Problem details — Locate every line in the records below that contains the word "column", and copy each one.

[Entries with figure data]
BEGIN
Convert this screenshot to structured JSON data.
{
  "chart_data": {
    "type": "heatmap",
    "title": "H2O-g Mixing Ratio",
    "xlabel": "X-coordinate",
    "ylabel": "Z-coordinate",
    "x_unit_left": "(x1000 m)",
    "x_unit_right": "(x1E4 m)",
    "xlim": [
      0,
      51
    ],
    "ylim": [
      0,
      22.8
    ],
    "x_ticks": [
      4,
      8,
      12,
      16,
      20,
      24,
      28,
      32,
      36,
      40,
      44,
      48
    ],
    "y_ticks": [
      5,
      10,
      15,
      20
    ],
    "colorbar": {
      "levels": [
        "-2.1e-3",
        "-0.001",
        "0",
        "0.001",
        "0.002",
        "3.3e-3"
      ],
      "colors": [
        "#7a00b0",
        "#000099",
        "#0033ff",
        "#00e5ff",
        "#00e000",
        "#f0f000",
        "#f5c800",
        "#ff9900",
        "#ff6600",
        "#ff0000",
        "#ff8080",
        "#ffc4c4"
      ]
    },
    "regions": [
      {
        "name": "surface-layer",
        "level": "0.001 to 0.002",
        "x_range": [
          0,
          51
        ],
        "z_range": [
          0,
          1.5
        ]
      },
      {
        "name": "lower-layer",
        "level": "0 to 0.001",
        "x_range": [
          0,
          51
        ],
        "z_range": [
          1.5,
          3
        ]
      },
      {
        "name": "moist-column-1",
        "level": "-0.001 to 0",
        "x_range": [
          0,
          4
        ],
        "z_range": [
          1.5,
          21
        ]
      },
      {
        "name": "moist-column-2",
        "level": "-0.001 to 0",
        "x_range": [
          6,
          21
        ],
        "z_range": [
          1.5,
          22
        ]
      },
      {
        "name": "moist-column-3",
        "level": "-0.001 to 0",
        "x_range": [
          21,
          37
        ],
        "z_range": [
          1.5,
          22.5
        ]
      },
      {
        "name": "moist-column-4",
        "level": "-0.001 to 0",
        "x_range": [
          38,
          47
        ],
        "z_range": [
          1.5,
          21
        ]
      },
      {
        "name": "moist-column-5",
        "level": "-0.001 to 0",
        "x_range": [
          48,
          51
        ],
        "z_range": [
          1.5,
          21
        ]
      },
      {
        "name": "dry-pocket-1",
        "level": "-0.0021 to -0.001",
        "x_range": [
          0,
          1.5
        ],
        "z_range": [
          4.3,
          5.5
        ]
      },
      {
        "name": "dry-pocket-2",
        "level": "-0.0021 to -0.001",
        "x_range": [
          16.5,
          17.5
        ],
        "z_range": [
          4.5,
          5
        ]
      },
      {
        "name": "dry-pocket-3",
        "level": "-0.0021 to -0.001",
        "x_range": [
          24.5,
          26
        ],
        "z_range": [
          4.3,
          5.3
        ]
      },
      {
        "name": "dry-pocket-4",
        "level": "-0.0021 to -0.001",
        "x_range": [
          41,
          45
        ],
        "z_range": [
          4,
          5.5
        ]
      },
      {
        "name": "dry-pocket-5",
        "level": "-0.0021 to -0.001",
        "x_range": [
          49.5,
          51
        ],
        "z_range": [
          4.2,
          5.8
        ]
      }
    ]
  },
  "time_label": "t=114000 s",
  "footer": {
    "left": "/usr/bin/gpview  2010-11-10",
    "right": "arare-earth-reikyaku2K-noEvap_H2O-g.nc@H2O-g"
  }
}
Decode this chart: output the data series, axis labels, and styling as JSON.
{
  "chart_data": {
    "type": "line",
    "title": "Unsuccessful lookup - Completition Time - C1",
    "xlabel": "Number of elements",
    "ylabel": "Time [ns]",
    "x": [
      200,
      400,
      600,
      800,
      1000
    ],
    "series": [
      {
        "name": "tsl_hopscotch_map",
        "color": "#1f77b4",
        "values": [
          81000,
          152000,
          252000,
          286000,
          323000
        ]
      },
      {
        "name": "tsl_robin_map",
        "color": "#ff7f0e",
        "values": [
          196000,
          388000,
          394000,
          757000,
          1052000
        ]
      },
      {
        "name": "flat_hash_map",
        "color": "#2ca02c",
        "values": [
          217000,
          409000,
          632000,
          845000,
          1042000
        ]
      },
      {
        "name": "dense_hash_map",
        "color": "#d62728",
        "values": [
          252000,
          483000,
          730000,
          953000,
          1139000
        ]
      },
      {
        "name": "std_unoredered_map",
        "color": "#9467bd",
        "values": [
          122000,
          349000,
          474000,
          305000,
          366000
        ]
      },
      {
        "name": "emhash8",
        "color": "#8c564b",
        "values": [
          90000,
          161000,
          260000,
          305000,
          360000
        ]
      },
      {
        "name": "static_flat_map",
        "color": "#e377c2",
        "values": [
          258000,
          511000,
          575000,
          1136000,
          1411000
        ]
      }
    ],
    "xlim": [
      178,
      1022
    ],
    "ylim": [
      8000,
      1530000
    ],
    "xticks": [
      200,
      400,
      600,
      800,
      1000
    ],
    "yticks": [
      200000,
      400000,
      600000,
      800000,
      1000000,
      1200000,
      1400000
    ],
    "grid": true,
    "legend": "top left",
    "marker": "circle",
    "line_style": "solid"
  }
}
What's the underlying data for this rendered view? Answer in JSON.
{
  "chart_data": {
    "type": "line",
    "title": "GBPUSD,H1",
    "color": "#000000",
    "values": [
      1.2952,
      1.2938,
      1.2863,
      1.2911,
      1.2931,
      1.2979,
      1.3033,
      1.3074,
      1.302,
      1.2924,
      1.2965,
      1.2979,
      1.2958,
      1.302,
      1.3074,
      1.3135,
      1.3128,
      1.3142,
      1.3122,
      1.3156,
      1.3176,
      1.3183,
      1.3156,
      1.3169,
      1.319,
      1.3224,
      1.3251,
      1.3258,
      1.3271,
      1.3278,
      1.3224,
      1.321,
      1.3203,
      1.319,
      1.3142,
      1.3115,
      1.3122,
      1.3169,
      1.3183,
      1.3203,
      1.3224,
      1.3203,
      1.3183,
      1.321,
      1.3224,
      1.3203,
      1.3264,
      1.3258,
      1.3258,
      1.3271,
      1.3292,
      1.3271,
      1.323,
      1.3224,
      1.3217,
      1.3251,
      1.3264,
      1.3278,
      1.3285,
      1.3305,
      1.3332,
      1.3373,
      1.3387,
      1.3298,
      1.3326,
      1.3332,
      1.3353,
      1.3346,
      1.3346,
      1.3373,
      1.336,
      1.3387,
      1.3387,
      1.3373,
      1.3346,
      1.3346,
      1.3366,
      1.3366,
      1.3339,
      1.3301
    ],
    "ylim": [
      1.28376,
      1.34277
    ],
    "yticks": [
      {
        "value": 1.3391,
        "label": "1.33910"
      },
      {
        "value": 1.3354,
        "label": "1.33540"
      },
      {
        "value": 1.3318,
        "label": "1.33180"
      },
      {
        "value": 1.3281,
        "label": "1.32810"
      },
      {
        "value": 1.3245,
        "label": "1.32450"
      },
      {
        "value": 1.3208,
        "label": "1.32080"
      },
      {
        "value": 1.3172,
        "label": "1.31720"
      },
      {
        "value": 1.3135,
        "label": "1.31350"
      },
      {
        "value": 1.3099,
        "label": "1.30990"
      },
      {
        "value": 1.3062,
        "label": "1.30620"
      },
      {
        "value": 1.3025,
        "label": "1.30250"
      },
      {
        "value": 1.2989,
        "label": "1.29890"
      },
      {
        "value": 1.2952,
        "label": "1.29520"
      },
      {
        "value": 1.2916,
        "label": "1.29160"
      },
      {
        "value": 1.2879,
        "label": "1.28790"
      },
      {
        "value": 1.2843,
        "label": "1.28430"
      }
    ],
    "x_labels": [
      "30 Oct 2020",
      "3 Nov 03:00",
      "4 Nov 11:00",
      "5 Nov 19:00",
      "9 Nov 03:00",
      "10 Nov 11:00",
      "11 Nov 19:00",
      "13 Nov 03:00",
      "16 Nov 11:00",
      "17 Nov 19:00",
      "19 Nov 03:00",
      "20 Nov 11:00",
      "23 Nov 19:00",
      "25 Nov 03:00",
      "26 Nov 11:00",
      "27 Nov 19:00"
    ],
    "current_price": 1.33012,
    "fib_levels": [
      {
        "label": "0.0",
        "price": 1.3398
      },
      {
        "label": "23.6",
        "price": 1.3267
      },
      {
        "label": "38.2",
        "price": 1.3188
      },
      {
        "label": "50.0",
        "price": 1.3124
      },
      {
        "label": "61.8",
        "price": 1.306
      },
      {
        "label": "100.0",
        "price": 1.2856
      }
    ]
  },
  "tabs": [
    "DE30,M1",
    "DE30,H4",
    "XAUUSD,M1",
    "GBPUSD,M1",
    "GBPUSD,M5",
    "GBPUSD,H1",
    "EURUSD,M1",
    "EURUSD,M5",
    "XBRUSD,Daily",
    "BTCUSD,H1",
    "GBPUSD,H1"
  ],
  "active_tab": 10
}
END
Task result —
        "name": "moist-column-1",
        "name": "moist-column-2",
        "name": "moist-column-3",
        "name": "moist-column-4",
        "name": "moist-column-5",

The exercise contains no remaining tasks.